The records below need retyping in full; give them again exactly.

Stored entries
==========
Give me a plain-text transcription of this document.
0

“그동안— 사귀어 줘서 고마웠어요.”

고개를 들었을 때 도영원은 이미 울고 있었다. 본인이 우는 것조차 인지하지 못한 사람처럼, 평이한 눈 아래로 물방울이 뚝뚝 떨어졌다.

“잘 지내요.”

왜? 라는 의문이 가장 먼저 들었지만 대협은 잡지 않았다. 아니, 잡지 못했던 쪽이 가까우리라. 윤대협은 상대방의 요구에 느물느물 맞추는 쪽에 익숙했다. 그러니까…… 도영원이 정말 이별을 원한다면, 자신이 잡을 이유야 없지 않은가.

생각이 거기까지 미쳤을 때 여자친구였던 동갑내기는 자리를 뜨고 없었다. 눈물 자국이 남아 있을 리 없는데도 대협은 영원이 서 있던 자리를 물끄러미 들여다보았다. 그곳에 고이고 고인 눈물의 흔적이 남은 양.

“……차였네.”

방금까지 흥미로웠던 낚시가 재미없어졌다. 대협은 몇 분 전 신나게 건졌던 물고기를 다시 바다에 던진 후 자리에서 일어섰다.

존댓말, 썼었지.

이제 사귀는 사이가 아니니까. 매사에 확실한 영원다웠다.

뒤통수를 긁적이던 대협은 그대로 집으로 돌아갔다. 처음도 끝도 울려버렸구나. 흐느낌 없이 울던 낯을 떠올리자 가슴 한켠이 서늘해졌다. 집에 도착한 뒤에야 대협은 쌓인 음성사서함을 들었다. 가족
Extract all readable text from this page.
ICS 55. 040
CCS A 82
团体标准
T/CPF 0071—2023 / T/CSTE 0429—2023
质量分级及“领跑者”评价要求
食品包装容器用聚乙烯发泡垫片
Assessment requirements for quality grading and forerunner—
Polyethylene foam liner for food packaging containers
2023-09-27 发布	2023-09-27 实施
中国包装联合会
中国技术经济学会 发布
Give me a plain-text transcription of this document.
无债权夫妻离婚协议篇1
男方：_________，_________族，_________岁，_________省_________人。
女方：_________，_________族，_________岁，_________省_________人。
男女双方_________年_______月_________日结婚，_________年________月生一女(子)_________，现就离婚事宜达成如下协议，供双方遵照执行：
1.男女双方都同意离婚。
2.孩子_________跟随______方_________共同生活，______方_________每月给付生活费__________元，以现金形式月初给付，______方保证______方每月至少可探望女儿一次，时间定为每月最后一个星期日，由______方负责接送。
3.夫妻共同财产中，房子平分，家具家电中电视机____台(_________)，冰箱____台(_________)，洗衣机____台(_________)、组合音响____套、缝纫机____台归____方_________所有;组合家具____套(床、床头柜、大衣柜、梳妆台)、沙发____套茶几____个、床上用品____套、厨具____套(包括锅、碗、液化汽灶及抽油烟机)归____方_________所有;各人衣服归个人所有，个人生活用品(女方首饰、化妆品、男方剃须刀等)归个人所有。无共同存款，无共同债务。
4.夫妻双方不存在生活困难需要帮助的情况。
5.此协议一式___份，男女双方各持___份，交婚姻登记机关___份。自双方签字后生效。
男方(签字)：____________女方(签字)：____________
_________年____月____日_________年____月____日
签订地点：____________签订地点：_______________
==========
== Solution to the exercise ==
Give me a plain-text transcription of this document.
0

“그동안— 사귀어 줘서 고마웠어요.”

고개를 들었을 때 도영원은 이미 울고 있었다. 본인이 우는 것조차 인지하지 못한 사람처럼, 평이한 눈 아래로 물방울이 뚝뚝 떨어졌다.

“잘 지내요.”

왜? 라는 의문이 가장 먼저 들었지만 대협은 잡지 않았다. 아니, 잡지 못했던 쪽이 가까우리라. 윤대협은 상대방의 요구에 느물느물 맞추는 쪽에 익숙했다. 그러니까…… 도영원이 정말 이별을 원한다면, 자신이 잡을 이유야 없지 않은가.

생각이 거기까지 미쳤을 때 여자친구였던 동갑내기는 자리를 뜨고 없었다. 눈물 자국이 남아 있을 리 없는데도 대협은 영원이 서 있던 자리를 물끄러미 들여다보았다. 그곳에 고이고 고인 눈물의 흔적이 남은 양.

“……차였네.”

방금까지 흥미로웠던 낚시가 재미없어졌다. 대협은 몇 분 전 신나게 건졌던 물고기를 다시 바다에 던진 후 자리에서 일어섰다.

존댓말, 썼었지.

이제 사귀는 사이가 아니니까. 매사에 확실한 영원다웠다.

뒤통수를 긁적이던 대협은 그대로 집으로 돌아갔다. 처음도 끝도 울려버렸구나. 흐느낌 없이 울던 낯을 떠올리자 가슴 한켠이 서늘해졌다. 집에 도착한 뒤에야 대협은 쌓인 음성사서함을 들었다. 가족
Extract all readable text from this page.
ICS 55. 040
CCS A 82
团体标准
T/CPF 0071—2023 / T/CSTE 0429—2023
质量分级及“领跑者”评价要求
食品包装容器用聚乙烯发泡垫片
Assessment requirements for quality grading and forerunner—
Polyethylene foam liner for food packaging containers
2023-09-27 发布	2023-09-27 实施
中国包装联合会
中国技术经济学会 发布
Give me a plain-text transcription of this document.
无债权夫妻离婚协议篇1
男方：_________，_________族，_________岁，_________省_________人。
女方：_________，_________族，_________岁，_________省_________人。
男女双方_________年_______月_________日结婚，_________年________月生一女(子)_________，现就离婚事宜达成如下协议，供双方遵照执行：
1.男女双方都同意离婚。
2.孩子_________跟随______方_________共同生活，______方_________每月给付生活费__________元，以现金形式月初给付，______方保证______方每月至少可探望女儿一次，时间定为每月最后一个星期日，由______方负责接送。
3.夫妻共同财产中，房子平分，家具家电中电视机____台(_________)，冰箱____台(_________)，洗衣机____台(_________)、组合音响____套、缝纫机____台归____方_________所有;组合家具____套(床、床头柜、大衣柜、梳妆台)、沙发____套茶几____个、床上用品____套、厨具____套(包括锅、碗、液化汽灶及抽油烟机)归____方_________所有;各人衣服归个人所有，个人生活用品(女方首饰、化妆品、男方剃须刀等)归个人所有。无共同存款，无共同债务。
4.夫妻双方不存在生活困难需要帮助的情况。
5.此协议一式___份，男女双方各持___份，交婚姻登记机关___份。自双方签字后生效。
男方(签字)：____________女方(签字)：____________
_________年____月____日_________年____月____日
签订地点：____________签订地点：_______________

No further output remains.